ПРЕДЛОЖЕННЫЙ ТЕКСТ »
+---+
Кирилл Харитонов
Кирилл Харитонов
Читать 7 минут

Очерк о Семёне Гудзенко

Image for post
Семён Гудзенко и Юрий Левитанский (второй и третий слева). Будапешт, март 1945 года. «Ребята из газеты „Родина зовет“», — написал С. Гудзенко на обороте этой фотографии, присланной матери.

— Четыре года войны — и почти сорок, прошедшие после. Вот и разделилась жизнь как бы на две части — на те долгие четыре года и на эти пролетевшие почти сорок. Те четыре выпали на мою долю полностью, от начала до конца, и судьба даровала мне счастье остаться в живых, чтобы вспоминать и помнить. А вспоминая, снова ловлю себя на том, что все они, сегодняшние мои воспоминанья, неизменно окрашены всё тем же красноватым отблеском — красный снег, снег сорок первого года, снег пылающего Подмосковья...
«Я лежал на этом снегу и не знал, что я замерзаю, и лыжи идущих мимо поскрипывали почти что у моего лица. Близко горела деревня, небо от этого было красным, и снег подо мною был красным, как поле маков, и было тепло на этом снегу, как в детстве под одеялом, и я уже засыпал, засыпал, возвращаясь в детство под стук пролётки по булыжнику мостовой, на веранду, застеклённую красным…». Это я напишу потом, много лет спустя, и стихотворенье, и книга будут называться «Воспоминанье о красном снеге», но это уже потом, потом...
На войну мы, юные ифлийцы, ушли добровольцами. Среди них были и я, с моим самым первым, незабываемым другом Семёном Гудзенко. Мы уже писали стихи, стихи юношеские, во многом наивные, с явным налётом книжной романтики. Позже Гудзенко напишет: «Вдали пылал воскресный Брест, // и в институте стало пусто. // Я на стихах поставил крест // и отказался от искусства…». Позже. А тогда, 22 июня 41-го года, мы бежали в военкомат, страшно волнуясь, ибо нас, переходивших уже на третий курс, по тем временам на войну не брали. У меня до сих пор сохранилась эта бумажка — справка об отсрочке до 1944 года.
+---+
ИСХОДНЫЕ ДАННЫЕ »
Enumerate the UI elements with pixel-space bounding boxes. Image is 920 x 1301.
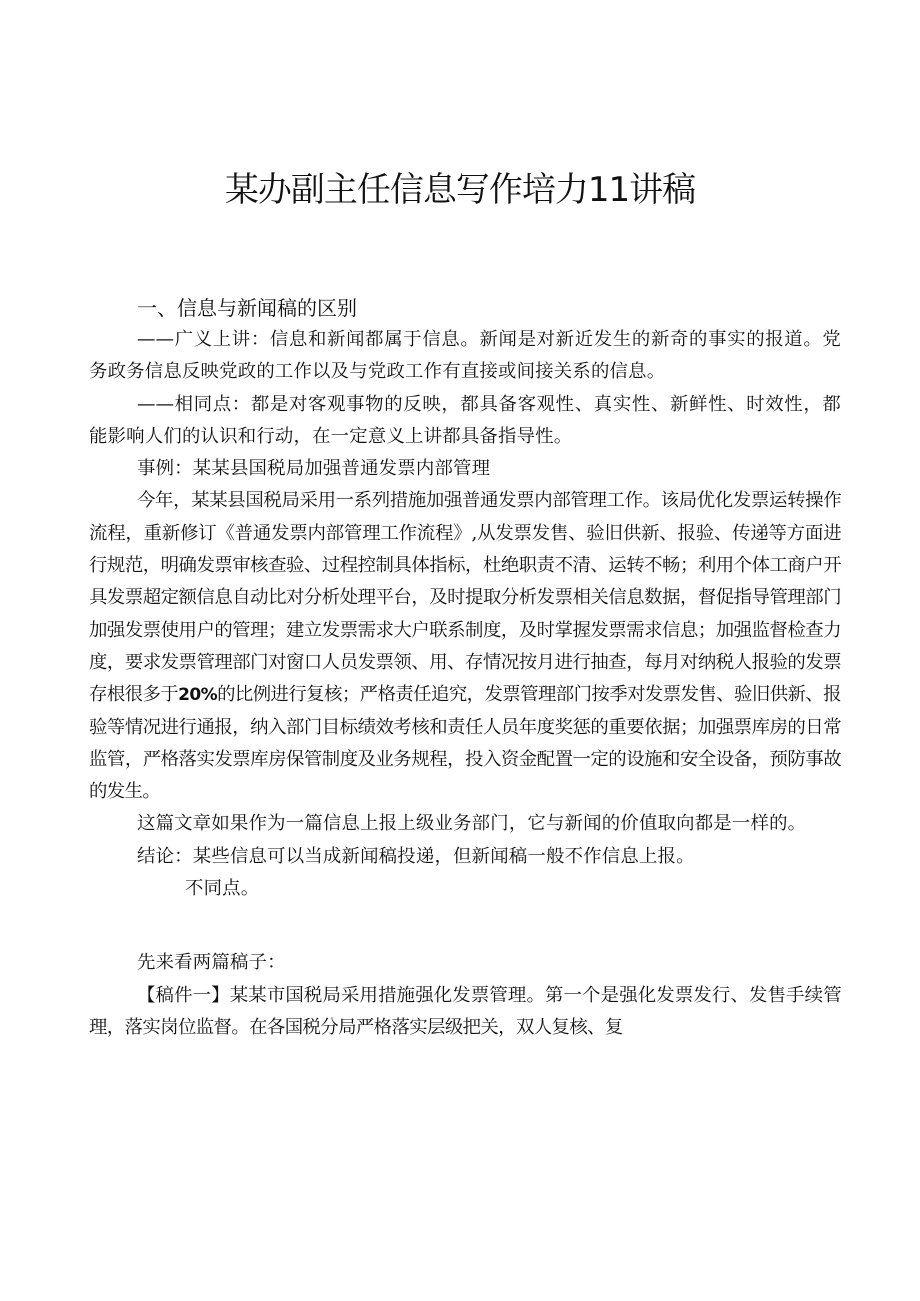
+---+
ЧАСТИ ЗАДАНИЯ »
A - Скопируйте из очерка о Семёне Гудзенко дословно всё от «Очерк о Семёне» до «снег пылающего Подмосковья...».
B - До какого года, согласно очерку о Семёне Гудзенко, предоставлялась отсрочка по сохранившейся справке?

ОТВЕТЫ К ЗАДАНИЯМ »
A -
Очерк о Семёне Гудзенко

Image for post
Семён Гудзенко и Юрий Левитанский (второй и третий слева). Будапешт, март 1945 года. «Ребята из газеты „Родина зовет“», — написал С. Гудзенко на обороте этой фотографии, присланной матери.

— Четыре года войны — и почти сорок, прошедшие после. Вот и разделилась жизнь как бы на две части — на те долгие четыре года и на эти пролетевшие почти сорок. Те четыре выпали на мою долю полностью, от начала до конца, и судьба даровала мне счастье остаться в живых, чтобы вспоминать и помнить. А вспоминая, снова ловлю себя на том, что все они, сегодняшние мои воспоминанья, неизменно окрашены всё тем же красноватым отблеском — красный снег, снег сорок первого года, снег пылающего Подмосковья...

B - До 1944 года.